Task description:
Find every line containing the word "change" and report the count, nothing more.

[Start Data to process]

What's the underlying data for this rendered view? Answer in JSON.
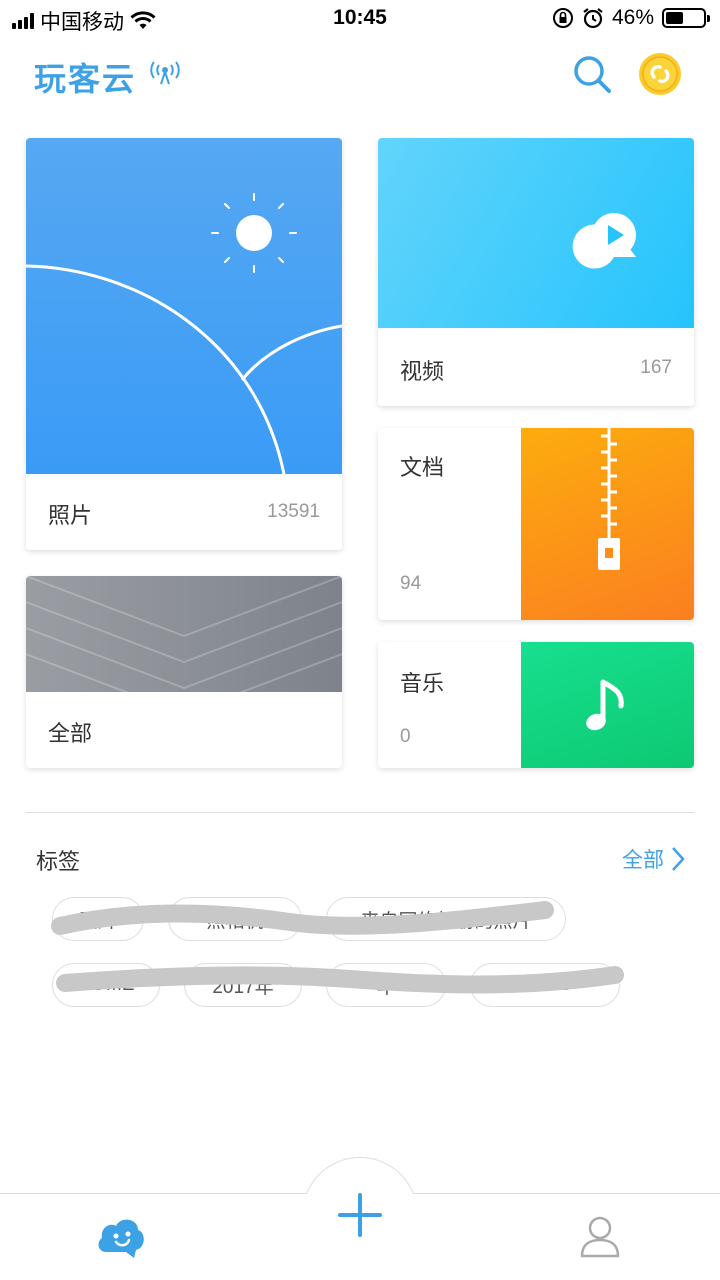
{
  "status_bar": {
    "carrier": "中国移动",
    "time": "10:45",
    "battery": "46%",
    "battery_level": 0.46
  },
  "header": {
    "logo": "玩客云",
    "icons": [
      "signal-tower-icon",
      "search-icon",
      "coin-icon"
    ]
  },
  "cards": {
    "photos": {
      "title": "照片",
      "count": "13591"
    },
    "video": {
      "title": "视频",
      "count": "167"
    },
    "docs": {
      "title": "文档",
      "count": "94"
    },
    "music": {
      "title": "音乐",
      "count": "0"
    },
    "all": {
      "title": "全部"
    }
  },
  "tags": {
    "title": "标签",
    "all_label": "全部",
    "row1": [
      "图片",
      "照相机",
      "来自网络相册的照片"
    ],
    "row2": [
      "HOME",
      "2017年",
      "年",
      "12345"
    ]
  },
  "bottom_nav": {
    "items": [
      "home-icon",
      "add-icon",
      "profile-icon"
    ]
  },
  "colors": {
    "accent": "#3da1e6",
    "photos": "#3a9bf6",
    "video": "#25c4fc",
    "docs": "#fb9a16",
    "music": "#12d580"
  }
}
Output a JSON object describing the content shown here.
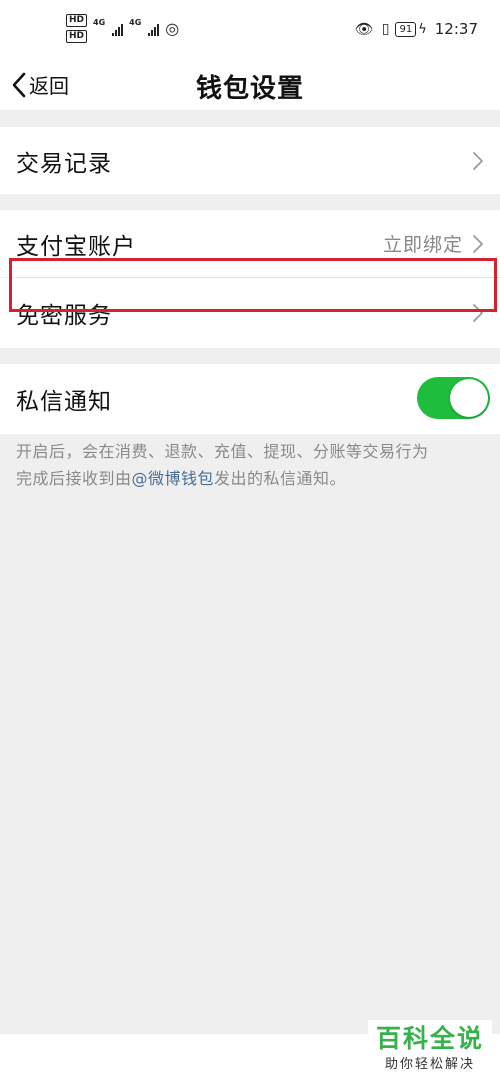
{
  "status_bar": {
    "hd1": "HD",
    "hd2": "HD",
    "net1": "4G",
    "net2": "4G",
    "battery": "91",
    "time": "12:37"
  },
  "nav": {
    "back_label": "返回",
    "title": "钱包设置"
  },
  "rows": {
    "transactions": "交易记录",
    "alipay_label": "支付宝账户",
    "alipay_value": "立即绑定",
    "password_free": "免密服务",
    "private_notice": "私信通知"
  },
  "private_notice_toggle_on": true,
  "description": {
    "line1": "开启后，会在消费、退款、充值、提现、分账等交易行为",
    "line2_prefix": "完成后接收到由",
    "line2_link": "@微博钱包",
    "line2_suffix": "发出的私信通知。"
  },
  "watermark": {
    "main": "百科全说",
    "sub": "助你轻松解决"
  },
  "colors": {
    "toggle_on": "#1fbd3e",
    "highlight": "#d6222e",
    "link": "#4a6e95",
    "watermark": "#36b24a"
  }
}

[End Data to process]
[Start Data to process]

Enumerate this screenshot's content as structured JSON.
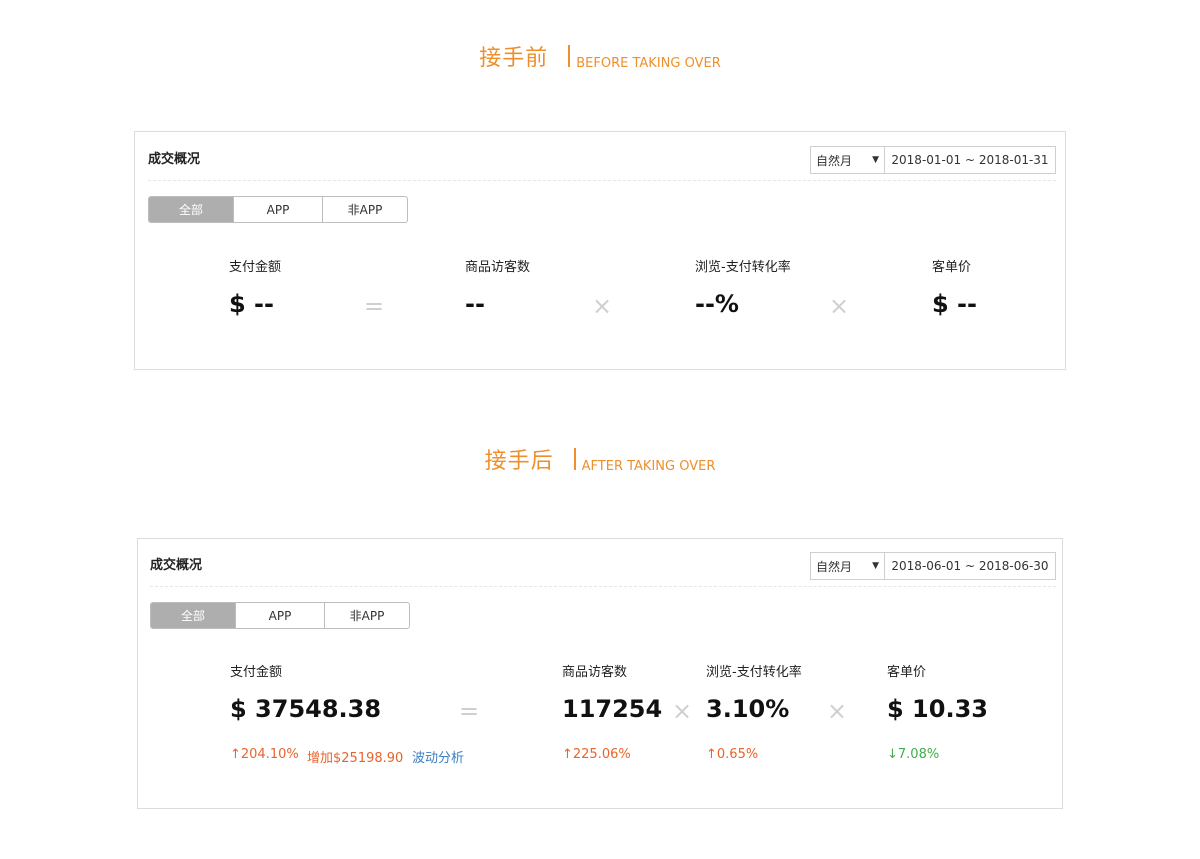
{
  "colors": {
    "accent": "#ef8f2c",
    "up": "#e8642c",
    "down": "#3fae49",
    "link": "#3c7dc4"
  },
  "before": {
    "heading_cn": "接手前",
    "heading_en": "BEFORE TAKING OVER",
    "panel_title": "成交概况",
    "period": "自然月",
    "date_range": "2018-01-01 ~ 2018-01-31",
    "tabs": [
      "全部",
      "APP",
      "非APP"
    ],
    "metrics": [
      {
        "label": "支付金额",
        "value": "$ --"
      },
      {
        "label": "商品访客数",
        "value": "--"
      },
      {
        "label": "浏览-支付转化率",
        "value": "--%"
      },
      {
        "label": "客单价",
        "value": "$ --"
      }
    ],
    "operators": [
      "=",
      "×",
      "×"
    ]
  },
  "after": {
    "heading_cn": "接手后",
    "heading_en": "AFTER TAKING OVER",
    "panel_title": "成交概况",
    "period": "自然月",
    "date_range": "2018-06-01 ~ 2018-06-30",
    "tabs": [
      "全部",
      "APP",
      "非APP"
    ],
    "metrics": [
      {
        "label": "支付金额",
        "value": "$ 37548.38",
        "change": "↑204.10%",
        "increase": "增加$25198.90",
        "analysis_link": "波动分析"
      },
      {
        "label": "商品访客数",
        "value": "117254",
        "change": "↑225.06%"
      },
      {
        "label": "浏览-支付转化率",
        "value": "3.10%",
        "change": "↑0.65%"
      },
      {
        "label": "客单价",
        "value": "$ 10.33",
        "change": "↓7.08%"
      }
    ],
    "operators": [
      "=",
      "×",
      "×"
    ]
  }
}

[End Data to process]

Worked solution:
4